╭──

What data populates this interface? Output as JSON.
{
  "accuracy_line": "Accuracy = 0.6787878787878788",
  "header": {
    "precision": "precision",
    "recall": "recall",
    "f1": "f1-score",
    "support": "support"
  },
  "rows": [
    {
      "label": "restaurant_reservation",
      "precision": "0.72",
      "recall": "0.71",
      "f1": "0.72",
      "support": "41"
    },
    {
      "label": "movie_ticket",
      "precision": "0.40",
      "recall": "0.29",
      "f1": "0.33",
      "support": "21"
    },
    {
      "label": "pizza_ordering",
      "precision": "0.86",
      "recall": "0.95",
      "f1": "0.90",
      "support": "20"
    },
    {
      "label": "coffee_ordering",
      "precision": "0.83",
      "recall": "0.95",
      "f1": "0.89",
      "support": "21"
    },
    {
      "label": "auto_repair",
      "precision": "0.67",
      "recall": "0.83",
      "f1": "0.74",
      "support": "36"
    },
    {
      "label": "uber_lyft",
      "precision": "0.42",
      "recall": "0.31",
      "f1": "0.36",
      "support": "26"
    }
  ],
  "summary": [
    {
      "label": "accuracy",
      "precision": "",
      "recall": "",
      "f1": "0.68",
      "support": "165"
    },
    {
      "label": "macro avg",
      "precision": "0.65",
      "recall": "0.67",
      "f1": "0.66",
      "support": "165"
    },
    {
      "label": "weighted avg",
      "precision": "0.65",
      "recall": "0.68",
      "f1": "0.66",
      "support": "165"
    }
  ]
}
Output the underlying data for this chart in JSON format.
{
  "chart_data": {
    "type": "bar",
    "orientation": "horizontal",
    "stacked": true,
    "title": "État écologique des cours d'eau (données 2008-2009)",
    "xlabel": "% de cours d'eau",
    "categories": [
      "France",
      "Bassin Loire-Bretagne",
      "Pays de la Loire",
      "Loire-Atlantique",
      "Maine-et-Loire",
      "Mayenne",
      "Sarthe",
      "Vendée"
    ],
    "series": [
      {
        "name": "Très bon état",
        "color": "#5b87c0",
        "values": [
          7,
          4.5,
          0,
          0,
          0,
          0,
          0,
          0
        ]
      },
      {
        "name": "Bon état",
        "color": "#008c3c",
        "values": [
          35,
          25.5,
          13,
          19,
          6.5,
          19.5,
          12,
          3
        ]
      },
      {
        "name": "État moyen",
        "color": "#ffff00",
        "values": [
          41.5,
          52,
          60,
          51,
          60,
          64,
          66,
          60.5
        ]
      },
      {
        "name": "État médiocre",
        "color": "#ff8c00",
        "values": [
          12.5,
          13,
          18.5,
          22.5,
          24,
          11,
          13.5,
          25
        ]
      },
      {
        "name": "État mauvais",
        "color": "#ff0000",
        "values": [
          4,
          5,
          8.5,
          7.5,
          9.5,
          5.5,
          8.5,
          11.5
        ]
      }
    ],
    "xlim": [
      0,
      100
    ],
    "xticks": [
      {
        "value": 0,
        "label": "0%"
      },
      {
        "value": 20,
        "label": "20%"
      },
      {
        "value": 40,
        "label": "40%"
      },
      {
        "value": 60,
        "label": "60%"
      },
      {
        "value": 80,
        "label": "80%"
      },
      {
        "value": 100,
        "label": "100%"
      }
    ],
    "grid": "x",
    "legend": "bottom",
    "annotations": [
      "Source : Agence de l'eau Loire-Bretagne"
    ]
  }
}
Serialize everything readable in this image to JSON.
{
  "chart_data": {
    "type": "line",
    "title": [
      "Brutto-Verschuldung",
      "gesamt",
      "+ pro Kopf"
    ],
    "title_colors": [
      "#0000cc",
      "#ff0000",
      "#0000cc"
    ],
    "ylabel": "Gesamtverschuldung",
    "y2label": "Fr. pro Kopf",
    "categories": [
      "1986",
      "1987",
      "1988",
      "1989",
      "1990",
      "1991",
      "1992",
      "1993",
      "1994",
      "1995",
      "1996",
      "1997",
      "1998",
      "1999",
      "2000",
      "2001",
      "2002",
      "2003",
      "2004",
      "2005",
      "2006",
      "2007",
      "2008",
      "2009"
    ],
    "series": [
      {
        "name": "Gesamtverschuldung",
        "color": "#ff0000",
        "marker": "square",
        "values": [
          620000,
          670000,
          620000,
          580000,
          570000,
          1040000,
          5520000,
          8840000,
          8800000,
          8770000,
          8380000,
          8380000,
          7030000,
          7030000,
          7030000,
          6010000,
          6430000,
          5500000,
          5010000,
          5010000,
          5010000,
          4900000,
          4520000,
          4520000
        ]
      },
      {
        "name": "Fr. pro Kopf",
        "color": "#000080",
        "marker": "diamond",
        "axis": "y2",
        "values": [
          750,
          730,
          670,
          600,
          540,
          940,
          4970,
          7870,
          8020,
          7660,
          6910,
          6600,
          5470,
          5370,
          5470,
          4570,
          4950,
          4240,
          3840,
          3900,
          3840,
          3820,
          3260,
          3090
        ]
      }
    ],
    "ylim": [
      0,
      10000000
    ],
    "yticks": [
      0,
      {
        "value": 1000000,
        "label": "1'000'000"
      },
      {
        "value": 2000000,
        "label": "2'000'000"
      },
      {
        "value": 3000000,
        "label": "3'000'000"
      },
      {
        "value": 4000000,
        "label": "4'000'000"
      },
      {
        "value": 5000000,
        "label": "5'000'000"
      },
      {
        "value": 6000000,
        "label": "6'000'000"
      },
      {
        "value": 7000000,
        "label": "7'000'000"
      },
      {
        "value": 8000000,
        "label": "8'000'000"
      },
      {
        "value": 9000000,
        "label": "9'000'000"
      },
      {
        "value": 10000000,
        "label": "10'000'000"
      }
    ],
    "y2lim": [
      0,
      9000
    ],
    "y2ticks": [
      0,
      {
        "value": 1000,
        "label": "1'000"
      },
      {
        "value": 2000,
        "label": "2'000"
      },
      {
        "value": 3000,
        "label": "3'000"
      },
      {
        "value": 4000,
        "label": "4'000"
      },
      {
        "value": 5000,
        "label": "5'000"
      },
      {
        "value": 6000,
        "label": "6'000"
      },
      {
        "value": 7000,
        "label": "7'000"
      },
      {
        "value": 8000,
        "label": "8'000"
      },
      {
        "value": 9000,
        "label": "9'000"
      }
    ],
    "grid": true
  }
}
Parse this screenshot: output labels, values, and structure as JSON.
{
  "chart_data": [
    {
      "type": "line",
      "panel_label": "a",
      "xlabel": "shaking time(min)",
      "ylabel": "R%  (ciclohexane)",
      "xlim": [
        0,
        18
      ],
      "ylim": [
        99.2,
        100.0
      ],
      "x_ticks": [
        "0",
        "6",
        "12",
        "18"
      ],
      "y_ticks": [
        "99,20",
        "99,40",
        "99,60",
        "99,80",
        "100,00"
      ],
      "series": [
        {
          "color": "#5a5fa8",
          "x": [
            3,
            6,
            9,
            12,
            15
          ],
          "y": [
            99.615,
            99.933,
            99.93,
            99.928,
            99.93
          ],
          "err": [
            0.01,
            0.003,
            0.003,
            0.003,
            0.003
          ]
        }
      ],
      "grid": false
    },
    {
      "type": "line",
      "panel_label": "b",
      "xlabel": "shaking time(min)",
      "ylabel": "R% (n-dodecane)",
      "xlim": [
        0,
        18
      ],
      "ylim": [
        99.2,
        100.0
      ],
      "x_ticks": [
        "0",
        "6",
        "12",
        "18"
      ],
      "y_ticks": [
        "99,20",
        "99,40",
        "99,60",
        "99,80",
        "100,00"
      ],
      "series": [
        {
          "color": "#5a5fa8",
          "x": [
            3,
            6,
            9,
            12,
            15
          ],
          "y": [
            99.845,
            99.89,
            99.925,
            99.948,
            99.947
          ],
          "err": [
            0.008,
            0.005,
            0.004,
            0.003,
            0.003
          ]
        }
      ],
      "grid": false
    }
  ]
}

╰──

## Problem requirements
Count how many lines above contain the word "support". Reply with the number alone.

## Final answer
10